▶ TASK GOAL: Retype every entry word for word.

Dataset items
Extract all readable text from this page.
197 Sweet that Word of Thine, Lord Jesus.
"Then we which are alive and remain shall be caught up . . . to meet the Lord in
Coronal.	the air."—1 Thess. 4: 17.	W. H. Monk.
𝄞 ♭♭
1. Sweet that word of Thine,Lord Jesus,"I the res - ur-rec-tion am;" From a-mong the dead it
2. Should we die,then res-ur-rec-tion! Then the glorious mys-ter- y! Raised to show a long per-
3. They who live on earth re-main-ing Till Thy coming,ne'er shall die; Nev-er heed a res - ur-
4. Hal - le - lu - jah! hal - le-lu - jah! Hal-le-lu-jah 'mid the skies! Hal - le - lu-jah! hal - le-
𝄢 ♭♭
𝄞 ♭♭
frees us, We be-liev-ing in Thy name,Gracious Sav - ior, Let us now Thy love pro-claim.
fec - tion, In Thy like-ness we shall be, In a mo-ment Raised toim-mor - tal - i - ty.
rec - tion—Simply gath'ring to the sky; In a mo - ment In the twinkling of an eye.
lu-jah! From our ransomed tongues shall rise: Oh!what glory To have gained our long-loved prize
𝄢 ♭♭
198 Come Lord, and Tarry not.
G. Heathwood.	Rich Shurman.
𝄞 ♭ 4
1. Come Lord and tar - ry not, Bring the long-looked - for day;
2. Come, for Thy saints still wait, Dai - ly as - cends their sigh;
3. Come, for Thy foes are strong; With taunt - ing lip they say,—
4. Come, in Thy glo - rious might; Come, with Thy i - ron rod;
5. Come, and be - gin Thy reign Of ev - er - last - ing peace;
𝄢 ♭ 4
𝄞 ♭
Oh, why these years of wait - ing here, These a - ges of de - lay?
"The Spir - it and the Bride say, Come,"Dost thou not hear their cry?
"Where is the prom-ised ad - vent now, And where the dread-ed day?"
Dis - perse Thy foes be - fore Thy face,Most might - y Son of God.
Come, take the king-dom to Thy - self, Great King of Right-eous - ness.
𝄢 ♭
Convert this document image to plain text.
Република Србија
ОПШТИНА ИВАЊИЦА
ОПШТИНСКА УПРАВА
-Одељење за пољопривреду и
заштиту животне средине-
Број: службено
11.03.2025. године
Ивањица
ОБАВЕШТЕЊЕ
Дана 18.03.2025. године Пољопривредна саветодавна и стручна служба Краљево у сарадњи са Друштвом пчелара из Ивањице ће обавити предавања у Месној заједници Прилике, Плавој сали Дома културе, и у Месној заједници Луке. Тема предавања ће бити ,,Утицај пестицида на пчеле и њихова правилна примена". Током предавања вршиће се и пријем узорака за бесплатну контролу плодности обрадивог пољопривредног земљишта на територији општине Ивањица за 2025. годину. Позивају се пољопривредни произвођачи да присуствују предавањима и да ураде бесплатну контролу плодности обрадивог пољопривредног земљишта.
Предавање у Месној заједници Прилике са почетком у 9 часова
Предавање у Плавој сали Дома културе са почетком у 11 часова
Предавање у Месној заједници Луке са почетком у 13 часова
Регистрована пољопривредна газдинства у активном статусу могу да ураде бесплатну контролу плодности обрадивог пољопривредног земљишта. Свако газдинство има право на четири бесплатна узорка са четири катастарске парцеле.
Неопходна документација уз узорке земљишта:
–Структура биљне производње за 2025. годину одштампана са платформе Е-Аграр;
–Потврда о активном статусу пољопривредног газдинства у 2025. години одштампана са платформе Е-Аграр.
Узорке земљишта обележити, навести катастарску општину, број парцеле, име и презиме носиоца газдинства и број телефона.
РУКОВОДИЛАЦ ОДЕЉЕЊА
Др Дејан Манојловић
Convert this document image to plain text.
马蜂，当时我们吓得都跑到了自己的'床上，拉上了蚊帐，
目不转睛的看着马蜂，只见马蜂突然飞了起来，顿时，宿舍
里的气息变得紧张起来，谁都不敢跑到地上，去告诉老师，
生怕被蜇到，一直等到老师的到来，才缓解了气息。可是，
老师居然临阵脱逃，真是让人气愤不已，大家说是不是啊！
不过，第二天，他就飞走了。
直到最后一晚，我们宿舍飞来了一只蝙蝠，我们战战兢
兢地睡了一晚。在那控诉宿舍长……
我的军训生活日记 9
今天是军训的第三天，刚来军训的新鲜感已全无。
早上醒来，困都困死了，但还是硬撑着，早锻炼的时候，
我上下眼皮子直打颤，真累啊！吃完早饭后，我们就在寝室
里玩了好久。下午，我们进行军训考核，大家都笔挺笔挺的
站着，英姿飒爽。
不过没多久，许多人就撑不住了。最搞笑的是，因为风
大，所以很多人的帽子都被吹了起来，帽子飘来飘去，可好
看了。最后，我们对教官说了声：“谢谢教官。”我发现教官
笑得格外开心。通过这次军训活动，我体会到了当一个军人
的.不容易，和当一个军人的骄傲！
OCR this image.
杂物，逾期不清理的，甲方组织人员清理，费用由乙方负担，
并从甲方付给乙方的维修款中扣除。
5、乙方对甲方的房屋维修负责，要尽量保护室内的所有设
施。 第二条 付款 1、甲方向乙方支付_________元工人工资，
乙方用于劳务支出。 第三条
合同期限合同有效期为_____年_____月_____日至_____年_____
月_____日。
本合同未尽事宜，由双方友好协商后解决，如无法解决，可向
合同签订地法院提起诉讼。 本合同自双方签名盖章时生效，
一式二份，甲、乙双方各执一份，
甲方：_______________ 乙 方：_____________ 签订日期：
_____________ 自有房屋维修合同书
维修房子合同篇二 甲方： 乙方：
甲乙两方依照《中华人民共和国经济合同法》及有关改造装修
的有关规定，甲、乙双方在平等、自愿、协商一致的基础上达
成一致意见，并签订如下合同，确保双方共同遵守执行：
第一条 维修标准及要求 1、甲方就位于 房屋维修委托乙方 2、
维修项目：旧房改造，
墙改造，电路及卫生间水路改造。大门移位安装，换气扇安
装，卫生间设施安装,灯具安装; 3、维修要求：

▶ EXERCISE ANSWER:
Extract all readable text from this page.
197 Sweet that Word of Thine, Lord Jesus.
"Then we which are alive and remain shall be caught up . . . to meet the Lord in
Coronal.	the air."—1 Thess. 4: 17.	W. H. Monk.
𝄞 ♭♭
1. Sweet that word of Thine,Lord Jesus,"I the res - ur-rec-tion am;" From a-mong the dead it
2. Should we die,then res-ur-rec-tion! Then the glorious mys-ter- y! Raised to show a long per-
3. They who live on earth re-main-ing Till Thy coming,ne'er shall die; Nev-er heed a res - ur-
4. Hal - le - lu - jah! hal - le-lu - jah! Hal-le-lu-jah 'mid the skies! Hal - le - lu-jah! hal - le-
𝄢 ♭♭
𝄞 ♭♭
frees us, We be-liev-ing in Thy name,Gracious Sav - ior, Let us now Thy love pro-claim.
fec - tion, In Thy like-ness we shall be, In a mo-ment Raised toim-mor - tal - i - ty.
rec - tion—Simply gath'ring to the sky; In a mo - ment In the twinkling of an eye.
lu-jah! From our ransomed tongues shall rise: Oh!what glory To have gained our long-loved prize
𝄢 ♭♭
198 Come Lord, and Tarry not.
G. Heathwood.	Rich Shurman.
𝄞 ♭ 4
1. Come Lord and tar - ry not, Bring the long-looked - for day;
2. Come, for Thy saints still wait, Dai - ly as - cends their sigh;
3. Come, for Thy foes are strong; With taunt - ing lip they say,—
4. Come, in Thy glo - rious might; Come, with Thy i - ron rod;
5. Come, and be - gin Thy reign Of ev - er - last - ing peace;
𝄢 ♭ 4
𝄞 ♭
Oh, why these years of wait - ing here, These a - ges of de - lay?
"The Spir - it and the Bride say, Come,"Dost thou not hear their cry?
"Where is the prom-ised ad - vent now, And where the dread-ed day?"
Dis - perse Thy foes be - fore Thy face,Most might - y Son of God.
Come, take the king-dom to Thy - self, Great King of Right-eous - ness.
𝄢 ♭
Convert this document image to plain text.
Република Србија
ОПШТИНА ИВАЊИЦА
ОПШТИНСКА УПРАВА
-Одељење за пољопривреду и
заштиту животне средине-
Број: службено
11.03.2025. године
Ивањица
ОБАВЕШТЕЊЕ
Дана 18.03.2025. године Пољопривредна саветодавна и стручна служба Краљево у сарадњи са Друштвом пчелара из Ивањице ће обавити предавања у Месној заједници Прилике, Плавој сали Дома културе, и у Месној заједници Луке. Тема предавања ће бити ,,Утицај пестицида на пчеле и њихова правилна примена". Током предавања вршиће се и пријем узорака за бесплатну контролу плодности обрадивог пољопривредног земљишта на територији општине Ивањица за 2025. годину. Позивају се пољопривредни произвођачи да присуствују предавањима и да ураде бесплатну контролу плодности обрадивог пољопривредног земљишта.
Предавање у Месној заједници Прилике са почетком у 9 часова
Предавање у Плавој сали Дома културе са почетком у 11 часова
Предавање у Месној заједници Луке са почетком у 13 часова
Регистрована пољопривредна газдинства у активном статусу могу да ураде бесплатну контролу плодности обрадивог пољопривредног земљишта. Свако газдинство има право на четири бесплатна узорка са четири катастарске парцеле.
Неопходна документација уз узорке земљишта:
–Структура биљне производње за 2025. годину одштампана са платформе Е-Аграр;
–Потврда о активном статусу пољопривредног газдинства у 2025. години одштампана са платформе Е-Аграр.
Узорке земљишта обележити, навести катастарску општину, број парцеле, име и презиме носиоца газдинства и број телефона.
РУКОВОДИЛАЦ ОДЕЉЕЊА
Др Дејан Манојловић
Convert this document image to plain text.
马蜂，当时我们吓得都跑到了自己的'床上，拉上了蚊帐，
目不转睛的看着马蜂，只见马蜂突然飞了起来，顿时，宿舍
里的气息变得紧张起来，谁都不敢跑到地上，去告诉老师，
生怕被蜇到，一直等到老师的到来，才缓解了气息。可是，
老师居然临阵脱逃，真是让人气愤不已，大家说是不是啊！
不过，第二天，他就飞走了。
直到最后一晚，我们宿舍飞来了一只蝙蝠，我们战战兢
兢地睡了一晚。在那控诉宿舍长……
我的军训生活日记 9
今天是军训的第三天，刚来军训的新鲜感已全无。
早上醒来，困都困死了，但还是硬撑着，早锻炼的时候，
我上下眼皮子直打颤，真累啊！吃完早饭后，我们就在寝室
里玩了好久。下午，我们进行军训考核，大家都笔挺笔挺的
站着，英姿飒爽。
不过没多久，许多人就撑不住了。最搞笑的是，因为风
大，所以很多人的帽子都被吹了起来，帽子飘来飘去，可好
看了。最后，我们对教官说了声：“谢谢教官。”我发现教官
笑得格外开心。通过这次军训活动，我体会到了当一个军人
的.不容易，和当一个军人的骄傲！
OCR this image.
杂物，逾期不清理的，甲方组织人员清理，费用由乙方负担，
并从甲方付给乙方的维修款中扣除。
5、乙方对甲方的房屋维修负责，要尽量保护室内的所有设
施。 第二条 付款 1、甲方向乙方支付_________元工人工资，
乙方用于劳务支出。 第三条
合同期限合同有效期为_____年_____月_____日至_____年_____
月_____日。
本合同未尽事宜，由双方友好协商后解决，如无法解决，可向
合同签订地法院提起诉讼。 本合同自双方签名盖章时生效，
一式二份，甲、乙双方各执一份，
甲方：_______________ 乙 方：_____________ 签订日期：
_____________ 自有房屋维修合同书
维修房子合同篇二 甲方： 乙方：
甲乙两方依照《中华人民共和国经济合同法》及有关改造装修
的有关规定，甲、乙双方在平等、自愿、协商一致的基础上达
成一致意见，并签订如下合同，确保双方共同遵守执行：
第一条 维修标准及要求 1、甲方就位于 房屋维修委托乙方 2、
维修项目：旧房改造，
墙改造，电路及卫生间水路改造。大门移位安装，换气扇安
装，卫生间设施安装,灯具安装; 3、维修要求：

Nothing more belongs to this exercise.